### Textauszug
Iran: Dem Revolutionsgericht ins Stammbuch


Effat Mar‘aschi

Effat Mar‘aschi ist die Mutter von Mehdi Haschemi und die Ehefrau von Ajatollah Rafsandschani. Ajatollah Rafsandschani ist der Vorsitzende des Rates zur Wahrung der Interessen des Systems und einer der einflussreichsten Geistlichen des Irans. Sein Sohn Mehdi war zu Studienzwecken, wie es heißt, nach Großbritannien gereist. Auf Anraten seines Vaters kam er in den Iran zurück, um sich dort einem Gerichtsverfahren zu stellen, das, wie ihm sein Vater versprach, mit einem Freispruch enden würde. Ajatollah Rafsandschani hatte diese Versprechen im Vertrauen auf eine Zusage von Ajatollah Chamene‘i gegeben.
Die Wirklichkeit sah anders aus. Vergangene Woche verurteilte ein Islamisches Revolutionstribunal Mehdi Rafsandschani zu insgesamt 10 Jahren Gefängnis und 50 Peitschenhieben wegen Veruntreuung in Verein mit Fälschung und Bestechlichkeit, sowie wegen Delikten gegen die Sicherheit. Das war eine Überraschung für den Heimkehrer und seine Eltern.

### Lernmaterial
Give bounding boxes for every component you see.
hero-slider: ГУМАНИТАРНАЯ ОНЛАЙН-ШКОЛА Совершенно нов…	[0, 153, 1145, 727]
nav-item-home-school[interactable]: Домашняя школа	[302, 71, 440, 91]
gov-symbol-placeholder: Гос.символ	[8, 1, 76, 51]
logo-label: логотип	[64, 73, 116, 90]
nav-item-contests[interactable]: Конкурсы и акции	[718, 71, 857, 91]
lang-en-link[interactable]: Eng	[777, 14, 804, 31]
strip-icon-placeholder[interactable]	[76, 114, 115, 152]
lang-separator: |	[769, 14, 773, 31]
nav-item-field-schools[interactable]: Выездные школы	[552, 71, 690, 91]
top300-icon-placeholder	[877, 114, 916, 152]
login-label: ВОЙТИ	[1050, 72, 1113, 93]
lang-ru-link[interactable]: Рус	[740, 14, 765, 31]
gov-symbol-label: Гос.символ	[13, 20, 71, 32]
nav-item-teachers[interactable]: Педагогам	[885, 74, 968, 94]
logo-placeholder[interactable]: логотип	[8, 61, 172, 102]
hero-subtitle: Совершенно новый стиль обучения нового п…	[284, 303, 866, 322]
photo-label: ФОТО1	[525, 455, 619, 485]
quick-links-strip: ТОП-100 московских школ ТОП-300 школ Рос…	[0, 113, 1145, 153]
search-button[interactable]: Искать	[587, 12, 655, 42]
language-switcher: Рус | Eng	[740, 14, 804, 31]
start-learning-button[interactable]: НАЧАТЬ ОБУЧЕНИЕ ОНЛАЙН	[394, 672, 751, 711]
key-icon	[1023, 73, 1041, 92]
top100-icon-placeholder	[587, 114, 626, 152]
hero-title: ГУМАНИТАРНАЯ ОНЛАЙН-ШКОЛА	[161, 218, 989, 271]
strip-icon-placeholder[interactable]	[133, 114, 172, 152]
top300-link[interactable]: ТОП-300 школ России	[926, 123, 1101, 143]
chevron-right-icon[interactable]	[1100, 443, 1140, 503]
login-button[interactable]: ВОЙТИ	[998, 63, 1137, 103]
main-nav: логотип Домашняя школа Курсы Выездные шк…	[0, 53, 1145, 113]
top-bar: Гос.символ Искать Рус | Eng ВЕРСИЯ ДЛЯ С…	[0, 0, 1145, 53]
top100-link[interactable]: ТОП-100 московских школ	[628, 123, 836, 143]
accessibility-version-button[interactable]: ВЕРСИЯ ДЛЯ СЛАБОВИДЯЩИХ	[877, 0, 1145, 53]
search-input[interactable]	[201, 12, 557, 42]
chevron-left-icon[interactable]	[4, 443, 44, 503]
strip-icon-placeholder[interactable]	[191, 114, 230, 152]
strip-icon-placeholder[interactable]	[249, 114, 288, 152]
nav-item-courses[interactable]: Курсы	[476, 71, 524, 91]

### Aufgabendetails
Führe den Auszug über das Urteil gegen Rafsandschanis Sohn Mehdi im Anschluss an seinen letzten Satz fort. Die Datensätze stammen aus einer anderen Quelle.

### Gelöste Aufgabe
Als nun seine Mutter Effat Mar‘aschi von der iranischen Nachrichtenagentur Tasnim gefragt wurde, was sie von dem Urteil halte, sagte sie kurz und unmissverständlich:
Das Urteil gegen Herrn Haschemi – Betrug, Betrug und das Werk von Hurensöhnen. (pedar-suxte heißt wörtlich „der Vater möge verbrannt sein“, das heißt, man wünscht ihn in die Hölle, es gehört zu den schlimmsten Schimpfwörtern der persischen Sprache, hat allerdings keine sexuelle Bedeutung wie das deutsche Schimpfwort. Die Übersetzung fällt hier schwer).
„hokme a:qa:-ye ha:shemi, taqallob, taqallob, pedar-suxte-ba:zi“
Effat Mar‘aschi beleidigt hier schlicht und ergreifend die Revolutionsgerichtsbarkeit, die Scharia-Richter. Im Iran ist das sehr ungesund. Man darf gespannt sein, wie es weiter geht.